TASK
Filter these entries so that only lines with the word "Foussais" remain.

EXERCISE DATA
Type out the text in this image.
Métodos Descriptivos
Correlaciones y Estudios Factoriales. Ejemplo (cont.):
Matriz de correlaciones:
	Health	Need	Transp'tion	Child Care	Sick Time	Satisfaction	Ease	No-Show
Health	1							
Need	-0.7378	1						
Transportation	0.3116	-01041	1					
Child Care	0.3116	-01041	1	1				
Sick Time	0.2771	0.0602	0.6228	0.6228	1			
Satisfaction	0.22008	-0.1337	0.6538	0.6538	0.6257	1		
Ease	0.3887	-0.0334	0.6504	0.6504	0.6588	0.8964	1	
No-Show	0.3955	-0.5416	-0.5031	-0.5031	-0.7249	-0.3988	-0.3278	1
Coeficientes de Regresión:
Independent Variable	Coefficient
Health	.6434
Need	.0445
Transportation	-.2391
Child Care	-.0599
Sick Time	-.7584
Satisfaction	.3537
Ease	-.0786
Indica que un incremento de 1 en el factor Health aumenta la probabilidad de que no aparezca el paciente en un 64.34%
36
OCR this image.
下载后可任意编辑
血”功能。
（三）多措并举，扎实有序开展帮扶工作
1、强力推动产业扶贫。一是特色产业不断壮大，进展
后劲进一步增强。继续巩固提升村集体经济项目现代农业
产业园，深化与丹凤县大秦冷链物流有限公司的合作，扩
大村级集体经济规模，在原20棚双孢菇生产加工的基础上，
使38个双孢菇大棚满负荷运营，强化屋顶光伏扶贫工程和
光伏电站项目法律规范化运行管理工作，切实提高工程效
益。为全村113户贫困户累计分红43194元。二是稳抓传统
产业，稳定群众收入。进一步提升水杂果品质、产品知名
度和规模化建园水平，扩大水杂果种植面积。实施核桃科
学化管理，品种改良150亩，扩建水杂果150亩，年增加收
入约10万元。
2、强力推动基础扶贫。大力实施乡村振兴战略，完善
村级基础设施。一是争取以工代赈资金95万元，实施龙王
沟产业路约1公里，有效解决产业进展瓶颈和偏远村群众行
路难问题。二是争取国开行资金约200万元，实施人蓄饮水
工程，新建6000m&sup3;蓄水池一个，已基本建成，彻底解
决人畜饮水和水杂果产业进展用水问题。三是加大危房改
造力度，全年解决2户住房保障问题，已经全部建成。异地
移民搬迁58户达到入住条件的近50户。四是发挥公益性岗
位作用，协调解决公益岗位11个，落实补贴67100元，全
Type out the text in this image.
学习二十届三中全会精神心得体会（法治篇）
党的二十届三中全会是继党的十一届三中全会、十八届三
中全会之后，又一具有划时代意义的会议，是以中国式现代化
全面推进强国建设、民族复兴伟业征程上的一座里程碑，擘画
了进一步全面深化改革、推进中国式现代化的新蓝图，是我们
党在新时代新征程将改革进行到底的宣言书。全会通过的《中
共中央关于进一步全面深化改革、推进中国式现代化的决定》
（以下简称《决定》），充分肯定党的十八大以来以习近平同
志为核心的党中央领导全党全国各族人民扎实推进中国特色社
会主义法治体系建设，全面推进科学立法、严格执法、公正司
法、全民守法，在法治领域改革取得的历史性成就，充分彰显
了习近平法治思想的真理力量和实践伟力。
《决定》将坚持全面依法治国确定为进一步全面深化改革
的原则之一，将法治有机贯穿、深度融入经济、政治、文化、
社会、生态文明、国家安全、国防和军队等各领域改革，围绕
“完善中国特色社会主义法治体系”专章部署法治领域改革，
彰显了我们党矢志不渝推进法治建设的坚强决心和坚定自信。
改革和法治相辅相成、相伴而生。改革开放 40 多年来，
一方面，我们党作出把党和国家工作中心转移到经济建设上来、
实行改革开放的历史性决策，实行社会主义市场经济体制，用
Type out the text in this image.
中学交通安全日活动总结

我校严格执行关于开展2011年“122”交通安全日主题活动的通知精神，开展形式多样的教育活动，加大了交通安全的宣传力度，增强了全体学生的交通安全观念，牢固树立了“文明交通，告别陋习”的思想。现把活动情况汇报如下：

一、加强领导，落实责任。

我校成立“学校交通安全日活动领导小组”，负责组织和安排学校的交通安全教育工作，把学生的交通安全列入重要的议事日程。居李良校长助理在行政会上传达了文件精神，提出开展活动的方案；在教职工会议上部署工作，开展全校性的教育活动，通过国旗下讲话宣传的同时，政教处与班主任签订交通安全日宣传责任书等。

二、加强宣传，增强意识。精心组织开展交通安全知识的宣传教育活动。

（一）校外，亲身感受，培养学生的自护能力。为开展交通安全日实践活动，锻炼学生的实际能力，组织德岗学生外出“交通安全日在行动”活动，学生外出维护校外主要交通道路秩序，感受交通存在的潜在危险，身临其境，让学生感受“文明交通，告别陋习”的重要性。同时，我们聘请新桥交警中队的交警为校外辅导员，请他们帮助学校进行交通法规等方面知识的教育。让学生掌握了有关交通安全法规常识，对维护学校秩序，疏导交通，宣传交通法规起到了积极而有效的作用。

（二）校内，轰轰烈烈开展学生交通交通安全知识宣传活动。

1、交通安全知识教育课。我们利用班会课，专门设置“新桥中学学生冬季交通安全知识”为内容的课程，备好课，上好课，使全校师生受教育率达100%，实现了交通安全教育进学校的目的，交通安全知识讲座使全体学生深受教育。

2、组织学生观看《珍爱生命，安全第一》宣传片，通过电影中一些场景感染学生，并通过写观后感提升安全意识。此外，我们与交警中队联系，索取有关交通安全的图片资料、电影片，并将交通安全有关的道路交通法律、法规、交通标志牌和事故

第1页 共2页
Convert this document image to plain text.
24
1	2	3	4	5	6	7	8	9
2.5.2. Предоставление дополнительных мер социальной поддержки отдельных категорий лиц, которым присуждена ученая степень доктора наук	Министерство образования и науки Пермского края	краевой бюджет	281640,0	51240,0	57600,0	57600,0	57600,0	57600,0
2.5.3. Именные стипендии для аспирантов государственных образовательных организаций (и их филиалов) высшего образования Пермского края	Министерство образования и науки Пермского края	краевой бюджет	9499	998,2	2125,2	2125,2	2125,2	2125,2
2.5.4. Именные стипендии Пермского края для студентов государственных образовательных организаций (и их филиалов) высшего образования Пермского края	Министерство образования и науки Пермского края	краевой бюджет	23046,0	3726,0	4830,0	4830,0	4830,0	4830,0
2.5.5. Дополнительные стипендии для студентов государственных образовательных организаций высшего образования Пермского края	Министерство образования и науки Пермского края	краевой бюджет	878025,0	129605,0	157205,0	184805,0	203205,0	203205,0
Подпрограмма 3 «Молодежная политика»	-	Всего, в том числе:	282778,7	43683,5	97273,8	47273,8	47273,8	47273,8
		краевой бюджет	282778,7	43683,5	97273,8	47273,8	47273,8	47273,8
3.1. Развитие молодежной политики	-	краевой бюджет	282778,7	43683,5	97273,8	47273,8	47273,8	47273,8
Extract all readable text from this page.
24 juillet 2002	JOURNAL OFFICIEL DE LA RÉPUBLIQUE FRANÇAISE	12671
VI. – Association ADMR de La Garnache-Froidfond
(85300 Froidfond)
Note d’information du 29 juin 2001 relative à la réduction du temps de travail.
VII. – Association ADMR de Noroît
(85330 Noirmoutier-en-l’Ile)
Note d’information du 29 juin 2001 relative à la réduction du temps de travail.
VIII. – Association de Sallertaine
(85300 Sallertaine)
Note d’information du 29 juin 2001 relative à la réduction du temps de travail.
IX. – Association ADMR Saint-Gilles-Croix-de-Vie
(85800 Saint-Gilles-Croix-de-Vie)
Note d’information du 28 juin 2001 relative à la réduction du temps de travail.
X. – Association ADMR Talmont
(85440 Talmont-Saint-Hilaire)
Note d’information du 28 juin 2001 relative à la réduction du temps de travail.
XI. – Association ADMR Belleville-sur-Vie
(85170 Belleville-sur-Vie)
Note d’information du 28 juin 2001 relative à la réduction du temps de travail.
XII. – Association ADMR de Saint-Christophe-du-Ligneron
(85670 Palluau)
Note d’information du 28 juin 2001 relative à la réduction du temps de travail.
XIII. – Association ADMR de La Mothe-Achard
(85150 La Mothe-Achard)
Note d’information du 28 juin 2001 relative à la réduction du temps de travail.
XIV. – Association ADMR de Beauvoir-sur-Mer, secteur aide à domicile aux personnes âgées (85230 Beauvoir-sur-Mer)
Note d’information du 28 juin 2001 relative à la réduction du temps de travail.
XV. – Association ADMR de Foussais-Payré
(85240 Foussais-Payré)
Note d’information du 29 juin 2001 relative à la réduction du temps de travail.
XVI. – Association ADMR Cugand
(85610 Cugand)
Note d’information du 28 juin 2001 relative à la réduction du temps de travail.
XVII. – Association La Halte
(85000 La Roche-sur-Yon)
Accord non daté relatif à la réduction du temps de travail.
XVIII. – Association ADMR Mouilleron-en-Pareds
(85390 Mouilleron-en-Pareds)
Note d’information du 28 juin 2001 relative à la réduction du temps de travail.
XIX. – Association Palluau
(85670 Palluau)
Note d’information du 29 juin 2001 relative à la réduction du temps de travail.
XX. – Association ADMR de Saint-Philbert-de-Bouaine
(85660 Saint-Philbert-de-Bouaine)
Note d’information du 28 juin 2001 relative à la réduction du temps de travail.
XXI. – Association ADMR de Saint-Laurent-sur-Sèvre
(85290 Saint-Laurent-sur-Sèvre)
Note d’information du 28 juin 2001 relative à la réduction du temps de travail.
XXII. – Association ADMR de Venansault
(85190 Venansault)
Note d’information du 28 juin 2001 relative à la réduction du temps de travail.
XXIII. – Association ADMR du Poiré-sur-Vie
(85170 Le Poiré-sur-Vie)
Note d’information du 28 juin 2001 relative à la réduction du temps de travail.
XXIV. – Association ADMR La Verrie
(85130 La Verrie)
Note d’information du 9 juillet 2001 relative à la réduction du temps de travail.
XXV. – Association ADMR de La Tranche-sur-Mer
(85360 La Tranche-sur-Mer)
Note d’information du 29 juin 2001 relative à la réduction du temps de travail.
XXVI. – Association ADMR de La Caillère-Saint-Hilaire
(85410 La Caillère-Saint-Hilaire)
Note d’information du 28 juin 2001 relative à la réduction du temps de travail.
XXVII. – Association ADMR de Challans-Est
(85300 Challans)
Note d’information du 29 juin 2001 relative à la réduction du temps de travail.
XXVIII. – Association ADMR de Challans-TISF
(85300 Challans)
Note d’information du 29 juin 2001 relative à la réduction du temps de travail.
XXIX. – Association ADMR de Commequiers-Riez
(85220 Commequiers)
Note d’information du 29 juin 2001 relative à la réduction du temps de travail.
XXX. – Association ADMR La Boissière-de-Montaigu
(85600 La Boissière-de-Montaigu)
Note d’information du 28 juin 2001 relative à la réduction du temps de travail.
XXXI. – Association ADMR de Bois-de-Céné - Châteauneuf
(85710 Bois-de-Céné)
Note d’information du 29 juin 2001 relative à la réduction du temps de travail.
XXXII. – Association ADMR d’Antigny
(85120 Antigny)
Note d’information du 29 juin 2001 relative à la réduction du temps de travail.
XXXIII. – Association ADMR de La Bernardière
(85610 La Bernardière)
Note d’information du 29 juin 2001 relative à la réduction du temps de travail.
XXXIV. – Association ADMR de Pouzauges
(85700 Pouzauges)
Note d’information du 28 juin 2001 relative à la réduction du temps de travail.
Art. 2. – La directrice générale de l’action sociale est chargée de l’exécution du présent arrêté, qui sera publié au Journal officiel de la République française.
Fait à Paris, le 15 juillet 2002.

WRITTEN RESPONSE
XV. – Association ADMR de Foussais-Payré
(85240 Foussais-Payré)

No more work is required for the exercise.